* [Data lines]:
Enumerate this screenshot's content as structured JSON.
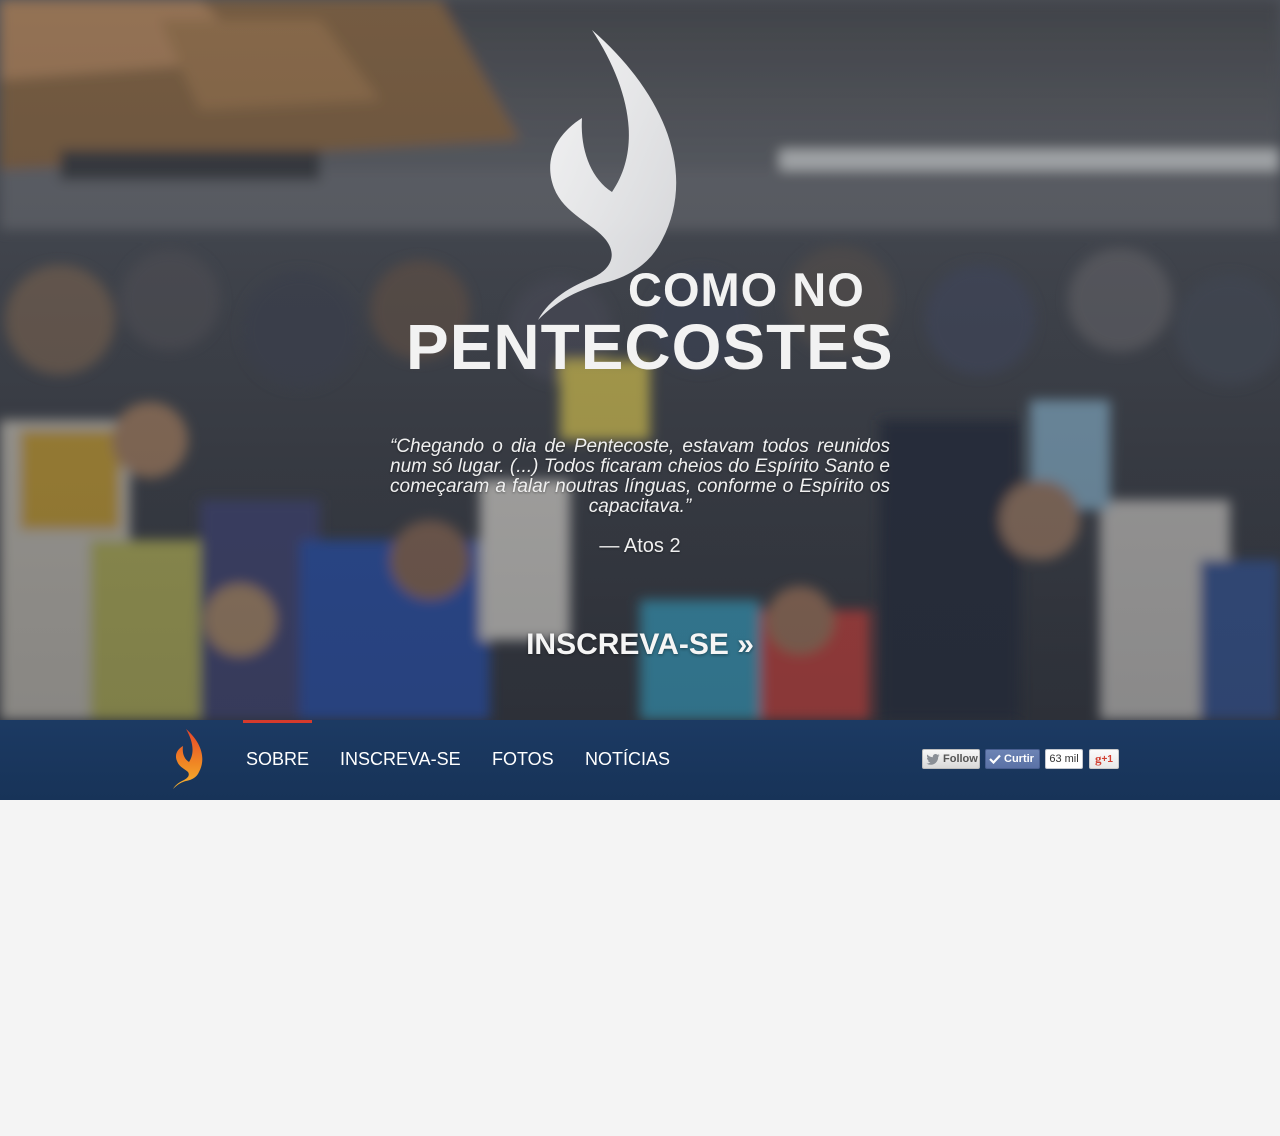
{
  "hero": {
    "title_line1": "COMO NO",
    "title_line2": "PENTECOSTES",
    "quote": "“Chegando o dia de Pentecoste, estavam todos reunidos num só lugar. (...) Todos ficaram cheios do Espírito Santo e começaram a falar noutras línguas, conforme o Espírito os capacitava.”",
    "quote_reference": "— Atos 2",
    "cta_label": "INSCREVA-SE »"
  },
  "nav": {
    "items": [
      {
        "label": "SOBRE",
        "active": true
      },
      {
        "label": "INSCREVA-SE",
        "active": false
      },
      {
        "label": "FOTOS",
        "active": false
      },
      {
        "label": "NOTÍCIAS",
        "active": false
      }
    ],
    "active_color": "#d63a2c",
    "bar_color": "#1c3a63"
  },
  "social": {
    "twitter_label": "Follow",
    "facebook_label": "Curtir",
    "facebook_count": "63 mil",
    "gplus_label": "+1",
    "gplus_glyph": "g"
  },
  "icons": {
    "hero_logo": "flame-logo-icon",
    "nav_logo": "flame-logo-icon",
    "twitter": "twitter-bird-icon",
    "facebook": "facebook-check-icon",
    "gplus": "google-plus-icon"
  }
}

* [Stated goal]:
Repeat the full listing above exactly, with no pictures in the copy.

* [Complete response]:
Enumerate this screenshot's content as structured JSON.
{
  "hero": {
    "title_line1": "COMO NO",
    "title_line2": "PENTECOSTES",
    "quote": "“Chegando o dia de Pentecoste, estavam todos reunidos num só lugar. (...) Todos ficaram cheios do Espírito Santo e começaram a falar noutras línguas, conforme o Espírito os capacitava.”",
    "quote_reference": "— Atos 2",
    "cta_label": "INSCREVA-SE »"
  },
  "nav": {
    "items": [
      {
        "label": "SOBRE",
        "active": true
      },
      {
        "label": "INSCREVA-SE",
        "active": false
      },
      {
        "label": "FOTOS",
        "active": false
      },
      {
        "label": "NOTÍCIAS",
        "active": false
      }
    ],
    "active_color": "#d63a2c",
    "bar_color": "#1c3a63"
  },
  "social": {
    "twitter_label": "Follow",
    "facebook_label": "Curtir",
    "facebook_count": "63 mil",
    "gplus_label": "+1",
    "gplus_glyph": "g"
  },
  "icons": {
    "hero_logo": "flame-logo-icon",
    "nav_logo": "flame-logo-icon",
    "twitter": "twitter-bird-icon",
    "facebook": "facebook-check-icon",
    "gplus": "google-plus-icon"
  }
}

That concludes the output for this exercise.